▽
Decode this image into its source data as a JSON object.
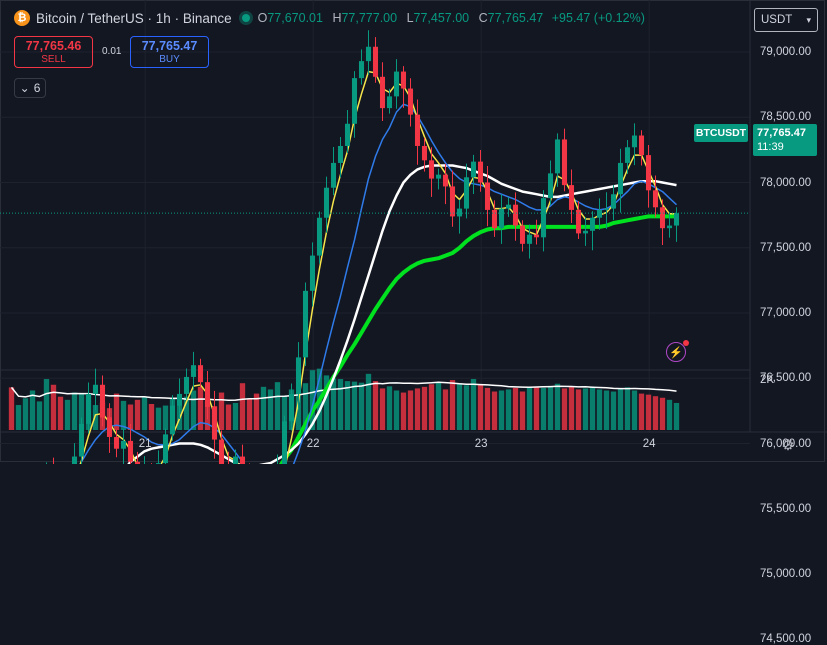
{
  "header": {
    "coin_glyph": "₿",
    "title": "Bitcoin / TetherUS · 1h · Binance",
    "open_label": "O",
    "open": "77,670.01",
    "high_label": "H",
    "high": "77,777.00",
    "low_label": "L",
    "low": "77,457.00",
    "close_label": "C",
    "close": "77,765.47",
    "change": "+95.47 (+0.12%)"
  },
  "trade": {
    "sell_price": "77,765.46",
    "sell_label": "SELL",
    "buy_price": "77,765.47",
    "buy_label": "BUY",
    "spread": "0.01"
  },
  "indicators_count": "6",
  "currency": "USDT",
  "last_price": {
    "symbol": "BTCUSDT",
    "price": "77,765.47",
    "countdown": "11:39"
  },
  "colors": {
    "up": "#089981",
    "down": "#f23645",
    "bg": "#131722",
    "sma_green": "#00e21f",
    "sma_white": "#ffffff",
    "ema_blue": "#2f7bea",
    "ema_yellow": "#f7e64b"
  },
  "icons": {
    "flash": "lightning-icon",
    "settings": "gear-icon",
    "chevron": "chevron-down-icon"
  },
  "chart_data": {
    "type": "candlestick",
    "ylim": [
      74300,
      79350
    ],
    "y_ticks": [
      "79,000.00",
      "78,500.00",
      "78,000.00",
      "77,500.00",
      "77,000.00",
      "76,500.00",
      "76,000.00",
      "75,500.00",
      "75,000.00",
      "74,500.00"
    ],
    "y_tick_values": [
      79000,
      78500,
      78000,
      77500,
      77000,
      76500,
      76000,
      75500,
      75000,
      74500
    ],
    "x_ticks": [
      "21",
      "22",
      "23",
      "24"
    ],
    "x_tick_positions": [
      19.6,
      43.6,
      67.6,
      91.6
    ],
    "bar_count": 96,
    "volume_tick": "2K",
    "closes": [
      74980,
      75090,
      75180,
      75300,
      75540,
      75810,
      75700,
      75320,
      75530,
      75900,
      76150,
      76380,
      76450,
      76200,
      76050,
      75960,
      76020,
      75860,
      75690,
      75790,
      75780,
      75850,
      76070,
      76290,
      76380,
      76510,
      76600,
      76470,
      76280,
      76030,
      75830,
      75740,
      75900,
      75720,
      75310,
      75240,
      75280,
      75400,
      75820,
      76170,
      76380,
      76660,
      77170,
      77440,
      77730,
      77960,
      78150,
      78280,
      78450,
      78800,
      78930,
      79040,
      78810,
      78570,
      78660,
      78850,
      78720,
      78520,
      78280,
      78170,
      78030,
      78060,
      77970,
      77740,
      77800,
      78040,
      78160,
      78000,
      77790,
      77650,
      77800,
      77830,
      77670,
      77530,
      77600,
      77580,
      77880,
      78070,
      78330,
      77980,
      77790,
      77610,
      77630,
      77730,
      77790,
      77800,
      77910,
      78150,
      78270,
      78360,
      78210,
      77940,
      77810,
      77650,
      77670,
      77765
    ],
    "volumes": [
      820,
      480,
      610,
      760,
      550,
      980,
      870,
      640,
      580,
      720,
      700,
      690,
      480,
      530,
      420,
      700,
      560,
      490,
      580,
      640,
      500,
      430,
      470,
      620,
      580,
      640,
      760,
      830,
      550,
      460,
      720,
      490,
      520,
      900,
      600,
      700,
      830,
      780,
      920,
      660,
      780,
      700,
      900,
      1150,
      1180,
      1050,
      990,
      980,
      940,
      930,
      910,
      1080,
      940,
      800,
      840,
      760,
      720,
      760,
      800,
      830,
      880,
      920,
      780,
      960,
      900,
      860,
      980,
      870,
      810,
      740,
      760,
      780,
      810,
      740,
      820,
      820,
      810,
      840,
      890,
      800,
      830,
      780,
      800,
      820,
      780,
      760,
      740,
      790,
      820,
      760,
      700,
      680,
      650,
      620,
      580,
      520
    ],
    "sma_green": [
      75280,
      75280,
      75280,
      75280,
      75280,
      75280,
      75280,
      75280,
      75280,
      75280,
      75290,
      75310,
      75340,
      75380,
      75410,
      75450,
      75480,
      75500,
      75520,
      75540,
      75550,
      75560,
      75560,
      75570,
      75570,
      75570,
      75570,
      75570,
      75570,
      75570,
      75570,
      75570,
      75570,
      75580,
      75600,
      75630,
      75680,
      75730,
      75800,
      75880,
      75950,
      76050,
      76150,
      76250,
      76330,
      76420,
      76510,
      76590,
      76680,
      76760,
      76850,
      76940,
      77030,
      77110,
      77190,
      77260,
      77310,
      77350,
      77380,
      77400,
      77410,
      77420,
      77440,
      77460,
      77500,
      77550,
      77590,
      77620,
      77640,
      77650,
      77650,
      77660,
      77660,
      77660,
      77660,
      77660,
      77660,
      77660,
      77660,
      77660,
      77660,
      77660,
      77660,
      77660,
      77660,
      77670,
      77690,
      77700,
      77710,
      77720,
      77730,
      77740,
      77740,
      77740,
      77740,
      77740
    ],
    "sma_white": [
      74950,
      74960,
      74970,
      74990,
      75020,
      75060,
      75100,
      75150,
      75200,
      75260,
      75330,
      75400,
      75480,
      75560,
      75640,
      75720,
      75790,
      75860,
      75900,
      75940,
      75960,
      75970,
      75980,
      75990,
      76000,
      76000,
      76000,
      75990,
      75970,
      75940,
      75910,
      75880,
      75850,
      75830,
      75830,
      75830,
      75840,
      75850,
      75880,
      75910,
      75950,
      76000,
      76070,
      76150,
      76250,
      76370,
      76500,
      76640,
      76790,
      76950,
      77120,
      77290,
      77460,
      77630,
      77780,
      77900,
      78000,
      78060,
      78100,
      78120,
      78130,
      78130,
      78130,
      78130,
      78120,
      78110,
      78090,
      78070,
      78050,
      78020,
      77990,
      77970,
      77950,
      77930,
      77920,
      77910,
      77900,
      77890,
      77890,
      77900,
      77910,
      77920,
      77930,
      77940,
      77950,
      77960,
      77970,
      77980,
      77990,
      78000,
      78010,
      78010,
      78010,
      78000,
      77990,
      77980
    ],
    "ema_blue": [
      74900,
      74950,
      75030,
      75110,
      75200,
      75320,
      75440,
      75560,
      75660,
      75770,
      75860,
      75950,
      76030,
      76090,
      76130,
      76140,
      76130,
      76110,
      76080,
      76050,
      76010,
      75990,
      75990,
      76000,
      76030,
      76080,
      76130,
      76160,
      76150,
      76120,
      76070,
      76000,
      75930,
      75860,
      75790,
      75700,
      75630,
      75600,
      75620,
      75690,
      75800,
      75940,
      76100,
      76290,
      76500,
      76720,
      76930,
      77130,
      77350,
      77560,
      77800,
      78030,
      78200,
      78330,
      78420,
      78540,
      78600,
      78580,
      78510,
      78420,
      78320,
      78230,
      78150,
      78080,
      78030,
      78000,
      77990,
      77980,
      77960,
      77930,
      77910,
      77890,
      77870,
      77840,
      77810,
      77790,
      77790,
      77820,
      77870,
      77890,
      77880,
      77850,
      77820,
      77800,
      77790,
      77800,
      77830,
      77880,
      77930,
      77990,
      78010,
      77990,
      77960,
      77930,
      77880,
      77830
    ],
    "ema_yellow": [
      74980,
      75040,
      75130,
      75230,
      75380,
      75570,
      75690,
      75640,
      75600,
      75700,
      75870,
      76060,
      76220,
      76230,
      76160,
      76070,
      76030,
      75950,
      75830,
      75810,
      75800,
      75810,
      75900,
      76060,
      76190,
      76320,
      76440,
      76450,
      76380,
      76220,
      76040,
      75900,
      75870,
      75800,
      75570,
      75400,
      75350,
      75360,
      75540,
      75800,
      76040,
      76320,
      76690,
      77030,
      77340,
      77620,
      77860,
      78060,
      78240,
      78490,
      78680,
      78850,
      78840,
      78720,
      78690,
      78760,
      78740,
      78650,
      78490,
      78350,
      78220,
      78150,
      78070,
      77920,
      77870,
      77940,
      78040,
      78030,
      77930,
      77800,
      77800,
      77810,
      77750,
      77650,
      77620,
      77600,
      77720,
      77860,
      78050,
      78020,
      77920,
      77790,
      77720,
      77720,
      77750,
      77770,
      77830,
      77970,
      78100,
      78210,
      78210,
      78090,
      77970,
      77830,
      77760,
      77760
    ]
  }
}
△
▽
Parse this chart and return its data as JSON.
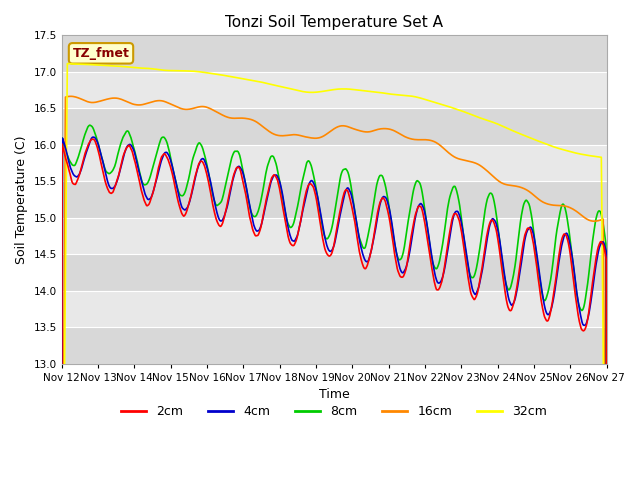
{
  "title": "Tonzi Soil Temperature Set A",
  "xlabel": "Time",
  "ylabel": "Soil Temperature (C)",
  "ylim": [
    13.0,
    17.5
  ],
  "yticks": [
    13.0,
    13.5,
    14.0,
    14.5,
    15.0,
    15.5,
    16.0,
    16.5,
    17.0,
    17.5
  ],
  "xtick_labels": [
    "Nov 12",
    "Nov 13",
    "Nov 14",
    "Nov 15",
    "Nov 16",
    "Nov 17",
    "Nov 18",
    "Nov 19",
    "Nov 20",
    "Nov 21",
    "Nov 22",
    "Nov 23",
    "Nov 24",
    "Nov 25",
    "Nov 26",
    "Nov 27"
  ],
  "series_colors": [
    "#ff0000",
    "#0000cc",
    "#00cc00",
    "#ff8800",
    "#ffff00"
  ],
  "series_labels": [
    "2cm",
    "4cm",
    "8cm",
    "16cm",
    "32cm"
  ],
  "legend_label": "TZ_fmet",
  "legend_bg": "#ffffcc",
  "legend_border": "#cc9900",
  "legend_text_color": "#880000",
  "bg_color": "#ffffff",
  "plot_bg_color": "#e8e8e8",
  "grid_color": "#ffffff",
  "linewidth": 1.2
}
△
* Work to be completed *
Scan the material line by line and report each one that contains "this".

* Written response *
Decode this image into its source data as a JSON object.
Parse this chart and return its data as JSON.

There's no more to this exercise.